Text extract:
***
[LITMUS^RT] Help with Understanding Scheduling Results
Geoffrey Tran
gtran at isi.edu
Thu Apr 2 21:16:33 CEST 2015
Hi Björn,
Thank you again for your detailed reply!
For the logs, I have disabled CONFIG_PREEMPT_STATE_TRACE since it added up to huge logs. Did you mean that I should turn this on
before collecting logs? I just wanted to clear that up before I go recompiling the kernel to disable the affinity code.
One of my colleagues did test with the affinity disabled, and while it did improve scheduling results for this two-task case, it
did not solve the issue with a larger task set. However, that image is no longer available, and no logs were stored, so I will
redo it after receiving your comments on the log settings.
The in depth explanation of the log is again helpful. I am not sure on if Xen always delivers all IPIs.
When you say enable SCHED_STATE, do you mean the above tracing parameter? Everything else is enabled in the LITMUS^RT->Tracing
menu for the kernel config.
***
Exercise goal: Repeat the full message on LITMUS^RT scheduling results word for word. The items that follow are separate material, unrelated to the message.

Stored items
***
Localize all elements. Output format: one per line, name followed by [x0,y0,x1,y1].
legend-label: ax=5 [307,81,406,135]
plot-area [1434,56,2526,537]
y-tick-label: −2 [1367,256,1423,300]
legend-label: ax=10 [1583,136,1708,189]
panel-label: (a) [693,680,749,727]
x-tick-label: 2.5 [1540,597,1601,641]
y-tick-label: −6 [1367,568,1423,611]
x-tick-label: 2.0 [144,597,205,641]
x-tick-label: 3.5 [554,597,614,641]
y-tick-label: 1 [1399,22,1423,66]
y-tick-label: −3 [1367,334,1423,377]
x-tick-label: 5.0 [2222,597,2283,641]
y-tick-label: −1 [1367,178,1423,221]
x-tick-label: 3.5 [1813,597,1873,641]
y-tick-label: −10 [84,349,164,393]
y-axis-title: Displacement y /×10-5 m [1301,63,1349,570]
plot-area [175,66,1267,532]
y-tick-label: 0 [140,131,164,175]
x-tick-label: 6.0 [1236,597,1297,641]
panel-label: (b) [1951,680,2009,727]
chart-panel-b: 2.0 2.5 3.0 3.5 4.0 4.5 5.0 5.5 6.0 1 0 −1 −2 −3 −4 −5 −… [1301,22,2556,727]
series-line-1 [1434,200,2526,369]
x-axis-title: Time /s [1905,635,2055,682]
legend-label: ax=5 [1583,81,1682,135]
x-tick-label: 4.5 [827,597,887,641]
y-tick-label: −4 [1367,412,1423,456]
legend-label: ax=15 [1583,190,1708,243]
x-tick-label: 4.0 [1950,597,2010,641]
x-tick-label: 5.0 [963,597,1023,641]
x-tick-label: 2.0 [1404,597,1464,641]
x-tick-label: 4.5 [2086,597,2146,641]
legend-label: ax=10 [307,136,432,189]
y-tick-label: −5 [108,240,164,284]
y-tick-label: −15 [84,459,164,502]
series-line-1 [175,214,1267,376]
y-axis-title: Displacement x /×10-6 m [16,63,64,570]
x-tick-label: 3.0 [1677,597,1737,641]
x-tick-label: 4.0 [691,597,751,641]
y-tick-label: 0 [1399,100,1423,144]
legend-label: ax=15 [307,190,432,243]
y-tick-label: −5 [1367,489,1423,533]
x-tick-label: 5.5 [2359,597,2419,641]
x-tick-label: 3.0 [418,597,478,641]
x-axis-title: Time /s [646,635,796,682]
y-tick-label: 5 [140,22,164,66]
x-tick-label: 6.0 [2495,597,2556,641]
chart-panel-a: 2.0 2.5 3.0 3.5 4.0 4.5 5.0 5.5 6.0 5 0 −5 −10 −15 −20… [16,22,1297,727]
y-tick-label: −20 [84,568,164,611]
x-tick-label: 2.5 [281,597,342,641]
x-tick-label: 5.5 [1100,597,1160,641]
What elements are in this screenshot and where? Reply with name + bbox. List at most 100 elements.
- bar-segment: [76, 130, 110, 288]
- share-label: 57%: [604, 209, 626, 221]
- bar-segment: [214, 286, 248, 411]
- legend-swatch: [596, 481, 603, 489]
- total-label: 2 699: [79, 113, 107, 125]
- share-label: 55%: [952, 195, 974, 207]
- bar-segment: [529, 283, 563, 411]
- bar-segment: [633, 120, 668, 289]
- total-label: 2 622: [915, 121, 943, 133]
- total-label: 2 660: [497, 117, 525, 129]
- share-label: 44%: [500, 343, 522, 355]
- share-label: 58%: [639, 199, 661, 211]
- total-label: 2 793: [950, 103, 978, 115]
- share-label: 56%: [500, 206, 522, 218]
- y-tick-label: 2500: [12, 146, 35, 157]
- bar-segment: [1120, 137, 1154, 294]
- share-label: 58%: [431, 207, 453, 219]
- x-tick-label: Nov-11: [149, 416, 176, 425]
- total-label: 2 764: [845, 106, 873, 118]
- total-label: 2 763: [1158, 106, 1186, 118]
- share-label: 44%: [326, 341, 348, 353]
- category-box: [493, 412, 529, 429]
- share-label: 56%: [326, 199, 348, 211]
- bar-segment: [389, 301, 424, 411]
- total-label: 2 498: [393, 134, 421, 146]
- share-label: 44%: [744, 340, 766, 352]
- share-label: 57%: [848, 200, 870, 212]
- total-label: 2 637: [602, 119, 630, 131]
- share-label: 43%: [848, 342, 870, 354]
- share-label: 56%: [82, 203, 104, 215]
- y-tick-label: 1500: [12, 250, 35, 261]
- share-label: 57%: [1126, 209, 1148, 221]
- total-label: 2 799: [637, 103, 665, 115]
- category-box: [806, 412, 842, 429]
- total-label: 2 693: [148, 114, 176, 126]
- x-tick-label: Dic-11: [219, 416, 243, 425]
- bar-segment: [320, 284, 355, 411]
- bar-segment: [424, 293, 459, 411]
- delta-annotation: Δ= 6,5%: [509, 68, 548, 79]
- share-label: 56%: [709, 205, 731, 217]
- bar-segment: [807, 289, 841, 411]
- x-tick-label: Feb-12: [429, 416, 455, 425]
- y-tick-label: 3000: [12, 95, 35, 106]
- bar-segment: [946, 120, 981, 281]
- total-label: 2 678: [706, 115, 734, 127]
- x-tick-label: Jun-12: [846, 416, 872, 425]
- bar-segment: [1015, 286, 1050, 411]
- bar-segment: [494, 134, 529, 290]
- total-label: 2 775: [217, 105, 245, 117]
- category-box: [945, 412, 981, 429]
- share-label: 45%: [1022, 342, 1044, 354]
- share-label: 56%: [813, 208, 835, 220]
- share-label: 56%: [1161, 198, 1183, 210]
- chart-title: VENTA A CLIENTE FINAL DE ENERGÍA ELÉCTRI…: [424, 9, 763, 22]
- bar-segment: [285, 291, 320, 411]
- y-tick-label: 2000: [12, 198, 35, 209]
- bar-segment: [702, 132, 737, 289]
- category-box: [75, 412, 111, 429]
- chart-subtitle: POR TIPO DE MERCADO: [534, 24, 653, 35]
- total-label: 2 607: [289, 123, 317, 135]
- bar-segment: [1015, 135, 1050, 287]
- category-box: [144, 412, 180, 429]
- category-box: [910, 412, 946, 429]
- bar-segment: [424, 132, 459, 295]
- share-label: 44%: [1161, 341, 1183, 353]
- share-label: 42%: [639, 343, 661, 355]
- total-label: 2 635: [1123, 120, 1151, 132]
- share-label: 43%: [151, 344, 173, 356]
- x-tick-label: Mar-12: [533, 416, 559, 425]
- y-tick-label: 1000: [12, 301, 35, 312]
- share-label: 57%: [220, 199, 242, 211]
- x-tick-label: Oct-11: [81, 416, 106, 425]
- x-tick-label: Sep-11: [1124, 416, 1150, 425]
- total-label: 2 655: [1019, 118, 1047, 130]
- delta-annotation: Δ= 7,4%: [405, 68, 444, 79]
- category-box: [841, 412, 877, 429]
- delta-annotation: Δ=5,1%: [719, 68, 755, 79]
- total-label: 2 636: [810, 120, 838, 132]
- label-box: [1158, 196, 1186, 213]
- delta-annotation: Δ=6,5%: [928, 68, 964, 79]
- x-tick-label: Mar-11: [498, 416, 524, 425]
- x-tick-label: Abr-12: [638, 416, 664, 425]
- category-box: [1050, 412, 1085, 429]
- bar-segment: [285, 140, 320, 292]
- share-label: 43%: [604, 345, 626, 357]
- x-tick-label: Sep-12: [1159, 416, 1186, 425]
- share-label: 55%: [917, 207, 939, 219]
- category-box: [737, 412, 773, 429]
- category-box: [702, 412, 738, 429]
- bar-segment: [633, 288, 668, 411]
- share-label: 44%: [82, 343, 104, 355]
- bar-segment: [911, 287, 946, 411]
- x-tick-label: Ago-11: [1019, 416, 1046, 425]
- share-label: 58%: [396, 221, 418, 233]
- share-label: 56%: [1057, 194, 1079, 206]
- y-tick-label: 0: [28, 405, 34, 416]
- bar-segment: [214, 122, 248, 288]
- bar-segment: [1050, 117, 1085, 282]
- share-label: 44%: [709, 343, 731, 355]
***
Answer in full:
[LITMUS^RT] Help with Understanding Scheduling Results
Geoffrey Tran
gtran at isi.edu
Thu Apr 2 21:16:33 CEST 2015
Hi Björn,
Thank you again for your detailed reply!
For the logs, I have disabled CONFIG_PREEMPT_STATE_TRACE since it added up to huge logs. Did you mean that I should turn this on
before collecting logs? I just wanted to clear that up before I go recompiling the kernel to disable the affinity code.
One of my colleagues did test with the affinity disabled, and while it did improve scheduling results for this two-task case, it
did not solve the issue with a larger task set. However, that image is no longer available, and no logs were stored, so I will
redo it after receiving your comments on the log settings.
The in depth explanation of the log is again helpful. I am not sure on if Xen always delivers all IPIs.
When you say enable SCHED_STATE, do you mean the above tracing parameter? Everything else is enabled in the LITMUS^RT->Tracing
menu for the kernel config.